→ Short problem: Switch "column-header" to "table-header" wherever it occurs in the lines below, keeping everything else the same. Leave the pictures out of the reproduced lines.

(Excerpts from a layout annotation set)
━━━

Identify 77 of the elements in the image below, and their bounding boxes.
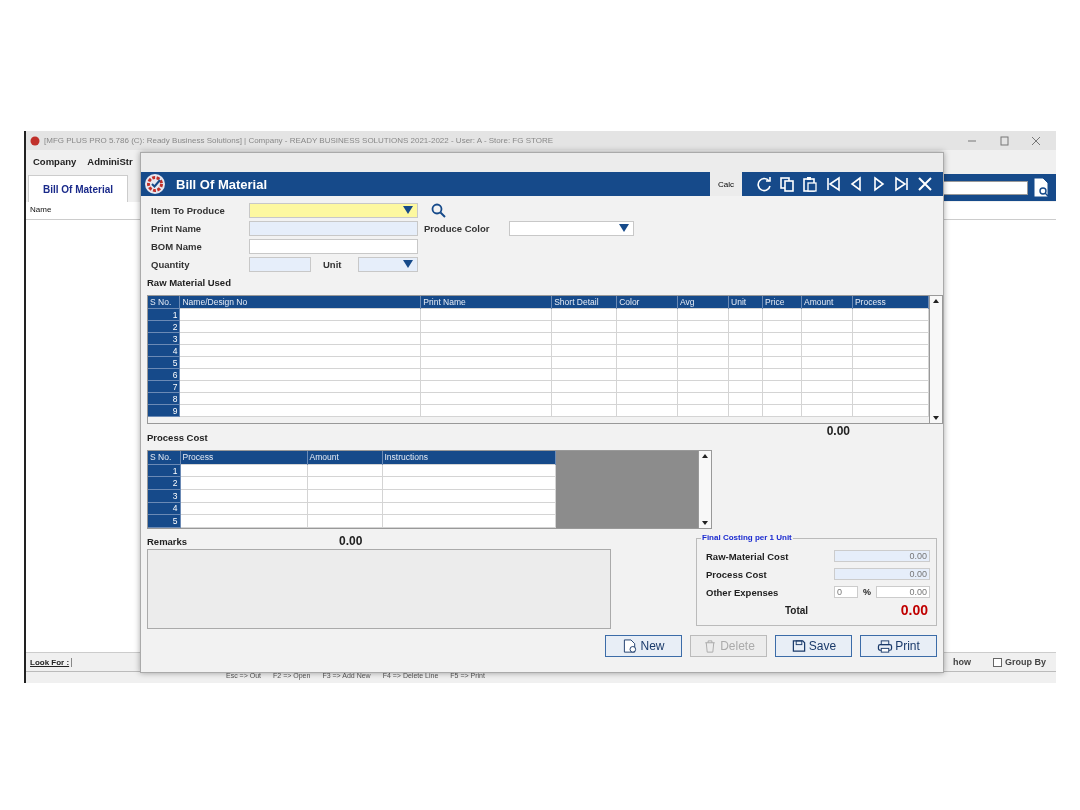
show-label: how xyxy=(953,657,971,667)
refresh-icon[interactable] xyxy=(756,176,772,192)
window-title: [MFG PLUS PRO 5.786 (C): Ready Business Solutions] | Company - READY BUSINESS SOLUTIONS 2021-2022 - User: A - Store: FG STORE xyxy=(44,136,554,145)
column-header[interactable]: Amount xyxy=(801,296,853,309)
column-header[interactable]: Print Name xyxy=(420,296,552,309)
scrollbar[interactable] xyxy=(930,295,943,424)
checkbox[interactable] xyxy=(993,657,1002,667)
total-amount: 0.00 xyxy=(339,534,363,548)
new-document-icon xyxy=(622,638,639,654)
field-label: Produce Color xyxy=(424,222,491,234)
number-field[interactable] xyxy=(249,256,311,272)
column-header[interactable]: S No. xyxy=(148,296,180,309)
field-label: Quantity xyxy=(151,258,191,270)
column-header[interactable]: Process xyxy=(180,451,307,465)
text-field[interactable] xyxy=(249,220,418,236)
panel-title: Final Costing per 1 Unit xyxy=(701,533,793,542)
field-label: Unit xyxy=(323,258,343,270)
dropdown-arrow-icon[interactable] xyxy=(619,224,629,232)
column-header[interactable]: Avg xyxy=(677,296,729,309)
last-record-icon[interactable] xyxy=(894,176,910,192)
next-icon[interactable] xyxy=(871,176,887,192)
field-label: Process Cost xyxy=(706,568,768,580)
close-icon[interactable] xyxy=(917,176,933,192)
remarks-label: Remarks xyxy=(147,535,189,547)
column-header[interactable]: S No. xyxy=(148,451,180,465)
remarks-field[interactable] xyxy=(147,549,611,629)
column-header[interactable]: Instructions xyxy=(382,451,555,465)
tab[interactable]: Bill Of Material xyxy=(28,175,128,202)
app-logo-icon xyxy=(30,135,40,146)
section-title: Raw Material Used xyxy=(147,277,232,289)
first-record-icon[interactable] xyxy=(825,176,841,192)
look-for-label: Look For : xyxy=(30,657,73,667)
value-field[interactable]: 0.00 xyxy=(876,586,930,598)
menu-item[interactable]: AdminiStr xyxy=(87,155,133,167)
column-header[interactable]: Price xyxy=(762,296,802,309)
document-search-icon[interactable] xyxy=(1032,176,1050,199)
total-label: Total xyxy=(785,604,810,616)
dropdown-field[interactable] xyxy=(249,202,418,218)
calc-button[interactable]: Calc xyxy=(710,172,742,196)
row-number: 1 xyxy=(148,464,180,477)
column-header[interactable]: Color xyxy=(616,296,678,309)
search-field[interactable] xyxy=(942,180,1028,195)
copy-icon[interactable] xyxy=(779,176,795,192)
search-icon[interactable] xyxy=(431,202,446,218)
dropdown-field[interactable] xyxy=(358,256,418,272)
column-header[interactable]: Name xyxy=(30,205,52,214)
total-value: 0.00 xyxy=(899,602,929,618)
dropdown-arrow-icon[interactable] xyxy=(403,260,413,268)
previous-icon[interactable] xyxy=(848,176,864,192)
printer-icon xyxy=(877,638,894,654)
section-title: Process Cost xyxy=(147,432,209,444)
value-field[interactable]: 0.00 xyxy=(834,568,930,580)
total-amount: 0.00 xyxy=(826,424,850,438)
dropdown-arrow-icon[interactable] xyxy=(403,206,413,214)
column-header[interactable]: Name/Design No xyxy=(180,296,421,309)
dropdown-field[interactable] xyxy=(509,220,634,236)
column-header[interactable]: Amount xyxy=(307,451,382,465)
field-label: Other Expenses xyxy=(706,586,780,598)
text-field[interactable] xyxy=(249,238,418,254)
column-header[interactable]: Process xyxy=(852,296,929,309)
dialog-title: Bill Of Material xyxy=(176,176,268,192)
field-label: Print Name xyxy=(151,222,203,234)
menu-item[interactable]: Company xyxy=(33,155,77,167)
percent-sign: % xyxy=(862,587,872,597)
field-label: Raw-Material Cost xyxy=(706,550,790,562)
field-label: BOM Name xyxy=(151,240,203,252)
row-number: 1 xyxy=(148,308,180,321)
new-button[interactable]: New xyxy=(605,635,682,657)
column-header[interactable]: Unit xyxy=(728,296,763,309)
value-field[interactable]: 0.00 xyxy=(834,550,930,562)
save-button[interactable]: Save xyxy=(775,635,852,657)
checkbox-label: Group By xyxy=(1005,657,1046,667)
column-header[interactable]: Short Detail xyxy=(551,296,617,309)
field-label: Item To Produce xyxy=(151,204,226,216)
percent-field[interactable]: 0 xyxy=(834,586,858,598)
paste-icon[interactable] xyxy=(802,176,818,192)
print-button[interactable]: Print xyxy=(860,635,937,657)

━━━

→ Answer to the problem:
Identify 77 of the elements in the image below, and their bounding boxes.
show-label: how xyxy=(953,657,971,667)
refresh-icon[interactable] xyxy=(756,176,772,192)
window-title: [MFG PLUS PRO 5.786 (C): Ready Business Solutions] | Company - READY BUSINESS SOLUTIONS 2021-2022 - User: A - Store: FG STORE xyxy=(44,136,554,145)
table-header[interactable]: Amount xyxy=(801,296,853,309)
table-header[interactable]: Print Name xyxy=(420,296,552,309)
scrollbar[interactable] xyxy=(930,295,943,424)
checkbox[interactable] xyxy=(993,657,1002,667)
total-amount: 0.00 xyxy=(339,534,363,548)
new-document-icon xyxy=(622,638,639,654)
field-label: Produce Color xyxy=(424,222,491,234)
number-field[interactable] xyxy=(249,256,311,272)
table-header[interactable]: S No. xyxy=(148,296,180,309)
field-label: Quantity xyxy=(151,258,191,270)
table-header[interactable]: Process xyxy=(180,451,307,465)
text-field[interactable] xyxy=(249,220,418,236)
panel-title: Final Costing per 1 Unit xyxy=(701,533,793,542)
field-label: Unit xyxy=(323,258,343,270)
dropdown-arrow-icon[interactable] xyxy=(619,224,629,232)
table-header[interactable]: Avg xyxy=(677,296,729,309)
last-record-icon[interactable] xyxy=(894,176,910,192)
next-icon[interactable] xyxy=(871,176,887,192)
field-label: Process Cost xyxy=(706,568,768,580)
close-icon[interactable] xyxy=(917,176,933,192)
remarks-label: Remarks xyxy=(147,535,189,547)
table-header[interactable]: S No. xyxy=(148,451,180,465)
remarks-field[interactable] xyxy=(147,549,611,629)
table-header[interactable]: Instructions xyxy=(382,451,555,465)
tab[interactable]: Bill Of Material xyxy=(28,175,128,202)
app-logo-icon xyxy=(30,135,40,146)
section-title: Raw Material Used xyxy=(147,277,232,289)
first-record-icon[interactable] xyxy=(825,176,841,192)
look-for-label: Look For : xyxy=(30,657,73,667)
value-field[interactable]: 0.00 xyxy=(876,586,930,598)
menu-item[interactable]: AdminiStr xyxy=(87,155,133,167)
table-header[interactable]: Price xyxy=(762,296,802,309)
document-search-icon[interactable] xyxy=(1032,176,1050,199)
total-label: Total xyxy=(785,604,810,616)
dropdown-field[interactable] xyxy=(249,202,418,218)
calc-button[interactable]: Calc xyxy=(710,172,742,196)
row-number: 1 xyxy=(148,464,180,477)
table-header[interactable]: Color xyxy=(616,296,678,309)
search-field[interactable] xyxy=(942,180,1028,195)
copy-icon[interactable] xyxy=(779,176,795,192)
search-icon[interactable] xyxy=(431,202,446,218)
dropdown-field[interactable] xyxy=(358,256,418,272)
table-header[interactable]: Name xyxy=(30,205,52,214)
total-value: 0.00 xyxy=(899,602,929,618)
dropdown-arrow-icon[interactable] xyxy=(403,260,413,268)
previous-icon[interactable] xyxy=(848,176,864,192)
printer-icon xyxy=(877,638,894,654)
section-title: Process Cost xyxy=(147,432,209,444)
value-field[interactable]: 0.00 xyxy=(834,568,930,580)
total-amount: 0.00 xyxy=(826,424,850,438)
dropdown-arrow-icon[interactable] xyxy=(403,206,413,214)
table-header[interactable]: Name/Design No xyxy=(180,296,421,309)
dropdown-field[interactable] xyxy=(509,220,634,236)
table-header[interactable]: Amount xyxy=(307,451,382,465)
field-label: Other Expenses xyxy=(706,586,780,598)
text-field[interactable] xyxy=(249,238,418,254)
table-header[interactable]: Process xyxy=(852,296,929,309)
dialog-title: Bill Of Material xyxy=(176,176,268,192)
field-label: Print Name xyxy=(151,222,203,234)
menu-item[interactable]: Company xyxy=(33,155,77,167)
percent-sign: % xyxy=(862,587,872,597)
field-label: Raw-Material Cost xyxy=(706,550,790,562)
field-label: BOM Name xyxy=(151,240,203,252)
row-number: 1 xyxy=(148,308,180,321)
new-button[interactable]: New xyxy=(605,635,682,657)
table-header[interactable]: Unit xyxy=(728,296,763,309)
value-field[interactable]: 0.00 xyxy=(834,550,930,562)
save-button[interactable]: Save xyxy=(775,635,852,657)
checkbox-label: Group By xyxy=(1005,657,1046,667)
table-header[interactable]: Short Detail xyxy=(551,296,617,309)
field-label: Item To Produce xyxy=(151,204,226,216)
percent-field[interactable]: 0 xyxy=(834,586,858,598)
paste-icon[interactable] xyxy=(802,176,818,192)
print-button[interactable]: Print xyxy=(860,635,937,657)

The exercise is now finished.